TO BE DONE = Do not carry the pictures over; copy every other part of the entries exactly.

[Saved data entries]

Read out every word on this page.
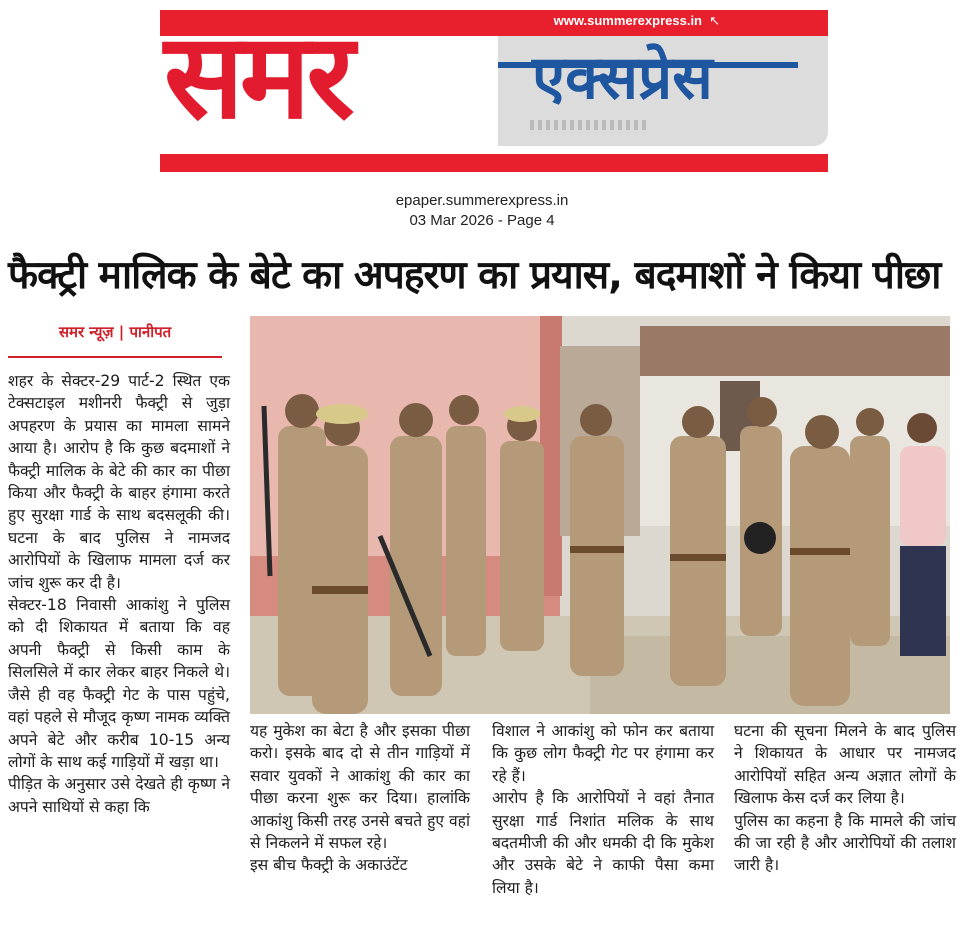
समर	एक्सप्रेस
www.summerexpress.in ↖
epaper.summerexpress.in
03 Mar 2026 - Page 4
फैक्ट्री मालिक के बेटे का अपहरण का प्रयास, बदमाशों ने किया पीछा
समर न्यूज़ | पानीपत

शहर के सेक्टर-29 पार्ट-2 स्थित एक टेक्सटाइल मशीनरी फैक्ट्री से जुड़ा अपहरण के प्रयास का मामला सामने आया है। आरोप है कि कुछ बदमाशों ने फैक्ट्री मालिक के बेटे की कार का पीछा किया और फैक्ट्री के बाहर हंगामा करते हुए सुरक्षा गार्ड के साथ बदसलूकी की। घटना के बाद पुलिस ने नामजद आरोपियों के खिलाफ मामला दर्ज कर जांच शुरू कर दी है।

सेक्टर-18 निवासी आकांशु ने पुलिस को दी शिकायत में बताया कि वह अपनी फैक्ट्री से किसी काम के सिलसिले में कार लेकर बाहर निकले थे। जैसे ही वह फैक्ट्री गेट के पास पहुंचे, वहां पहले से मौजूद कृष्ण नामक व्यक्ति अपने बेटे और करीब 10-15 अन्य लोगों के साथ कई गाड़ियों में खड़ा था।

पीड़ित के अनुसार उसे देखते ही कृष्ण ने अपने साथियों से कहा कि

यह मुकेश का बेटा है और इसका पीछा करो। इसके बाद दो से तीन गाड़ियों में सवार युवकों ने आकांशु की कार का पीछा करना शुरू कर दिया। हालांकि आकांशु किसी तरह उनसे बचते हुए वहां से निकलने में सफल रहे।

इस बीच फैक्ट्री के अकाउंटेंट

विशाल ने आकांशु को फोन कर बताया कि कुछ लोग फैक्ट्री गेट पर हंगामा कर रहे हैं।

आरोप है कि आरोपियों ने वहां तैनात सुरक्षा गार्ड निशांत मलिक के साथ बदतमीजी की और धमकी दी कि मुकेश और उसके बेटे ने काफी पैसा कमा लिया है।

घटना की सूचना मिलने के बाद पुलिस ने शिकायत के आधार पर नामजद आरोपियों सहित अन्य अज्ञात लोगों के खिलाफ केस दर्ज कर लिया है।

पुलिस का कहना है कि मामले की जांच की जा रही है और आरोपियों की तलाश जारी है।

TASK OUTPUT =
Read out every word on this page.
समर	एक्सप्रेस
www.summerexpress.in ↖
epaper.summerexpress.in
03 Mar 2026 - Page 4
फैक्ट्री मालिक के बेटे का अपहरण का प्रयास, बदमाशों ने किया पीछा
समर न्यूज़ | पानीपत

शहर के सेक्टर-29 पार्ट-2 स्थित एक टेक्सटाइल मशीनरी फैक्ट्री से जुड़ा अपहरण के प्रयास का मामला सामने आया है। आरोप है कि कुछ बदमाशों ने फैक्ट्री मालिक के बेटे की कार का पीछा किया और फैक्ट्री के बाहर हंगामा करते हुए सुरक्षा गार्ड के साथ बदसलूकी की। घटना के बाद पुलिस ने नामजद आरोपियों के खिलाफ मामला दर्ज कर जांच शुरू कर दी है।

सेक्टर-18 निवासी आकांशु ने पुलिस को दी शिकायत में बताया कि वह अपनी फैक्ट्री से किसी काम के सिलसिले में कार लेकर बाहर निकले थे। जैसे ही वह फैक्ट्री गेट के पास पहुंचे, वहां पहले से मौजूद कृष्ण नामक व्यक्ति अपने बेटे और करीब 10-15 अन्य लोगों के साथ कई गाड़ियों में खड़ा था।

पीड़ित के अनुसार उसे देखते ही कृष्ण ने अपने साथियों से कहा कि

यह मुकेश का बेटा है और इसका पीछा करो। इसके बाद दो से तीन गाड़ियों में सवार युवकों ने आकांशु की कार का पीछा करना शुरू कर दिया। हालांकि आकांशु किसी तरह उनसे बचते हुए वहां से निकलने में सफल रहे।

इस बीच फैक्ट्री के अकाउंटेंट

विशाल ने आकांशु को फोन कर बताया कि कुछ लोग फैक्ट्री गेट पर हंगामा कर रहे हैं।

आरोप है कि आरोपियों ने वहां तैनात सुरक्षा गार्ड निशांत मलिक के साथ बदतमीजी की और धमकी दी कि मुकेश और उसके बेटे ने काफी पैसा कमा लिया है।

घटना की सूचना मिलने के बाद पुलिस ने शिकायत के आधार पर नामजद आरोपियों सहित अन्य अज्ञात लोगों के खिलाफ केस दर्ज कर लिया है।

पुलिस का कहना है कि मामले की जांच की जा रही है और आरोपियों की तलाश जारी है।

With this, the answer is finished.